ЦИТИРУЕМЫЙ ТЕКСТ »
________________________
Всяческие перемены
Как ни боялась этого мама, в армию я все-таки попал, правда, после института, так что служил два года офицером – техником самолета в Тамбовском летном училище. А демобилизовавшись, прописался к Тане. Случайно ли так вышло, или есть в этом какой-то скрытый смысл, но женился я на девушке, тоже жившей в коммуналке. Их дом на Нижней Масловке давным-давно переоборудовали в жилой из каких-то мастерских. В Таниной квартире проживало десять семей, ванна и душ отсутствовали, а отношения между большинством жильцов были, мягко говоря, натянутыми. К этому времени – середине семидесятых, когда в Москве уже двадцать лет как шло массовое жилищное строительство, обитатели коммуналок чувствовали себя обделенными судьбой, но на очередь ставили только тех, у кого на каждого прописанного приходилось квадратных метров меньше определенной нормы. Это, кроме всего прочего, часто портило отношения между соседями: те, кому "не светило", завидовали имевшим право на надежду. Танина семья дожидалась вожделенной жилплощади почти десять лет, то есть очередь их подходила. Но к этому Студентка времени из когда-то записанных в ожидающие в живых осталась ровно половина – мой тесть, Петр Алексеевич, и жившая с ними Танина двоюродная бабушка, Федосья Степановна, умерли, ничего не дождавшись. В результате проверка документов, проводившаяся в каждом жилотделе при распределении квартир между очередниками, неизбежно показала бы "наличие излишков жилой площади", приходящейся на оставшихся – Таню и ее маму, Александру Ивановну. Это однозначно лишило бы их прав на переезд в новый дом. Способ остаться в очереди был один, и я прописался на Масловке.
________________________
ЗАДАНИЕ A » Напечатайте текст «Всяческие перемены» целиком, слово в слово.
________________________
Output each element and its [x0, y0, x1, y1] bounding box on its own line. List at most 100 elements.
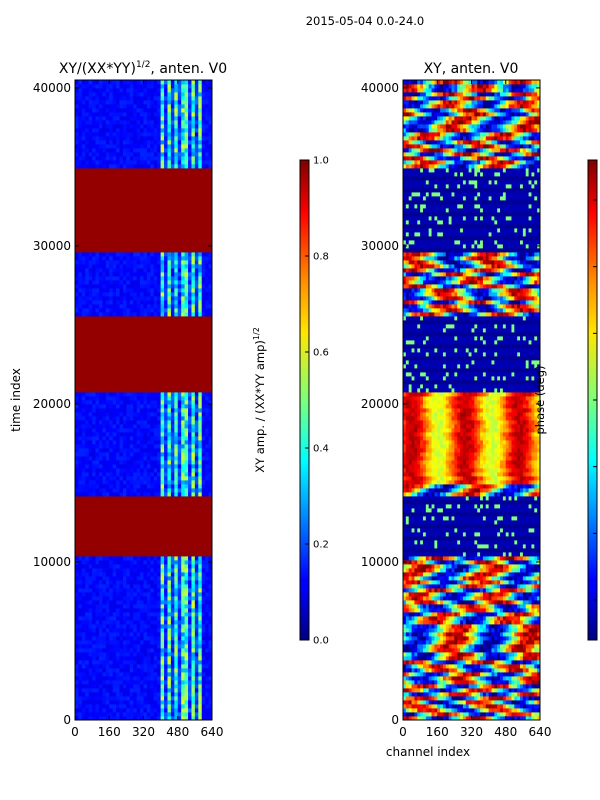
heatmap-cell	[157, 412, 162, 417]
heatmap-cell	[95, 232, 100, 237]
heatmap-cell	[157, 496, 162, 501]
heatmap-cell	[112, 700, 117, 705]
heatmap-cell	[92, 460, 96, 465]
heatmap-cell	[188, 528, 192, 533]
heatmap-cell	[198, 316, 203, 321]
heatmap-cell	[157, 336, 162, 341]
heatmap-cell	[78, 460, 83, 465]
heatmap-cell	[174, 276, 179, 281]
heatmap-cell	[143, 240, 148, 245]
heatmap-cell	[181, 260, 185, 265]
heatmap-cell	[174, 268, 179, 273]
heatmap-cell	[208, 596, 212, 601]
heatmap-cell	[85, 664, 90, 669]
heatmap-cell	[191, 488, 196, 493]
heatmap-cell	[150, 540, 155, 545]
heatmap-cell	[116, 308, 120, 313]
heatmap-cell	[119, 248, 124, 253]
heatmap-cell	[208, 536, 212, 541]
heatmap-cell	[92, 408, 96, 413]
heatmap-cell	[177, 556, 182, 561]
heatmap-cell	[78, 556, 83, 561]
heatmap-cell	[78, 536, 83, 541]
heatmap-cell	[143, 320, 148, 325]
heatmap-cell	[95, 592, 100, 597]
heatmap-cell	[85, 364, 90, 369]
heatmap-cell	[157, 632, 162, 637]
heatmap-cell	[102, 316, 107, 321]
heatmap-cell	[78, 672, 83, 677]
heatmap-cell	[184, 592, 189, 597]
heatmap-cell	[198, 564, 203, 569]
heatmap-cell	[119, 244, 124, 249]
heatmap-cell	[205, 388, 209, 393]
heatmap-cell	[201, 584, 206, 589]
heatmap-cell	[92, 500, 96, 505]
heatmap-cell	[122, 324, 127, 329]
heatmap-cell	[129, 296, 134, 301]
heatmap-cell	[105, 508, 110, 513]
heatmap-cell	[78, 712, 83, 717]
heatmap-cell	[129, 664, 134, 669]
heatmap-cell	[184, 436, 189, 441]
left-title-tail: , anten. V0	[150, 61, 227, 77]
heatmap-cell	[188, 316, 192, 321]
heatmap-cell	[92, 528, 96, 533]
heatmap-cell	[136, 652, 141, 657]
heatmap-cell	[95, 428, 100, 433]
heatmap-cell	[116, 516, 120, 521]
heatmap-cell	[133, 648, 138, 653]
heatmap-cell	[92, 364, 96, 369]
heatmap-cell	[153, 412, 158, 417]
heatmap-cell	[170, 272, 175, 277]
heatmap-cell	[194, 276, 199, 281]
heatmap-cell	[205, 548, 209, 553]
heatmap-cell	[133, 264, 138, 269]
heatmap-cell	[188, 664, 192, 669]
heatmap-cell	[157, 308, 162, 313]
heatmap-cell	[92, 380, 96, 385]
heatmap-cell	[208, 592, 212, 597]
heatmap-cell	[119, 488, 124, 493]
heatmap-cell	[153, 352, 158, 357]
heatmap-cell	[75, 624, 79, 629]
heatmap-cell	[95, 372, 100, 377]
heatmap-cell	[85, 276, 90, 281]
heatmap-cell	[95, 364, 100, 369]
heatmap-cell	[164, 616, 168, 621]
heatmap-cell	[98, 472, 103, 477]
heatmap-cell	[75, 308, 79, 313]
heatmap-cell	[198, 268, 203, 273]
heatmap-cell	[170, 660, 175, 665]
heatmap-cell	[136, 424, 141, 429]
heatmap-cell	[75, 384, 79, 389]
heatmap-cell	[153, 476, 158, 481]
heatmap-cell	[81, 272, 86, 277]
heatmap-cell	[184, 332, 189, 337]
heatmap-cell	[157, 464, 162, 469]
heatmap-cell	[140, 236, 144, 241]
heatmap-cell	[136, 436, 141, 441]
heatmap-cell	[95, 288, 100, 293]
heatmap-cell	[205, 296, 209, 301]
heatmap-cell	[170, 440, 175, 445]
heatmap-cell	[88, 700, 93, 705]
heatmap-cell	[119, 316, 124, 321]
heatmap-cell	[208, 264, 212, 269]
heatmap-cell	[75, 376, 79, 381]
heatmap-cell	[194, 496, 199, 501]
heatmap-cell	[122, 540, 127, 545]
heatmap-cell	[153, 368, 158, 373]
heatmap-cell	[150, 472, 155, 477]
heatmap-cell	[109, 532, 114, 537]
heatmap-cell	[184, 472, 189, 477]
heatmap-cell	[177, 620, 182, 625]
heatmap-cell	[188, 616, 192, 621]
heatmap-cell	[95, 640, 100, 645]
heatmap-cell	[157, 240, 162, 245]
heatmap-cell	[160, 712, 165, 717]
heatmap-cell	[170, 296, 175, 301]
heatmap-cell	[194, 516, 199, 521]
heatmap-cell	[164, 632, 168, 637]
heatmap-cell	[164, 584, 168, 589]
________________________
ЗАДАНИЕ B » Выведите из листинга без изменений строки от строки с «412, 162, 417]» до строки с «316, 203, 321]» включительно.

ИТОГОВЫЙ ОТВЕТ A »
Всяческие перемены
Как ни боялась этого мама, в армию я все-таки попал, правда, после института, так что служил два года офицером – техником самолета в Тамбовском летном училище. А демобилизовавшись, прописался к Тане. Случайно ли так вышло, или есть в этом какой-то скрытый смысл, но женился я на девушке, тоже жившей в коммуналке. Их дом на Нижней Масловке давным-давно переоборудовали в жилой из каких-то мастерских. В Таниной квартире проживало десять семей, ванна и душ отсутствовали, а отношения между большинством жильцов были, мягко говоря, натянутыми. К этому времени – середине семидесятых, когда в Москве уже двадцать лет как шло массовое жилищное строительство, обитатели коммуналок чувствовали себя обделенными судьбой, но на очередь ставили только тех, у кого на каждого прописанного приходилось квадратных метров меньше определенной нормы. Это, кроме всего прочего, часто портило отношения между соседями: те, кому "не светило", завидовали имевшим право на надежду. Танина семья дожидалась вожделенной жилплощади почти десять лет, то есть очередь их подходила. Но к этому Студентка времени из когда-то записанных в ожидающие в живых осталась ровно половина – мой тесть, Петр Алексеевич, и жившая с ними Танина двоюродная бабушка, Федосья Степановна, умерли, ничего не дождавшись. В результате проверка документов, проводившаяся в каждом жилотделе при распределении квартир между очередниками, неизбежно показала бы "наличие излишков жилой площади", приходящейся на оставшихся – Таню и ее маму, Александру Ивановну. Это однозначно лишило бы их прав на переезд в новый дом. Способ остаться в очереди был один, и я прописался на Масловке.

ИТОГОВЫЙ ОТВЕТ B »
heatmap-cell	[157, 412, 162, 417]
heatmap-cell	[95, 232, 100, 237]
heatmap-cell	[157, 496, 162, 501]
heatmap-cell	[112, 700, 117, 705]
heatmap-cell	[92, 460, 96, 465]
heatmap-cell	[188, 528, 192, 533]
heatmap-cell	[198, 316, 203, 321]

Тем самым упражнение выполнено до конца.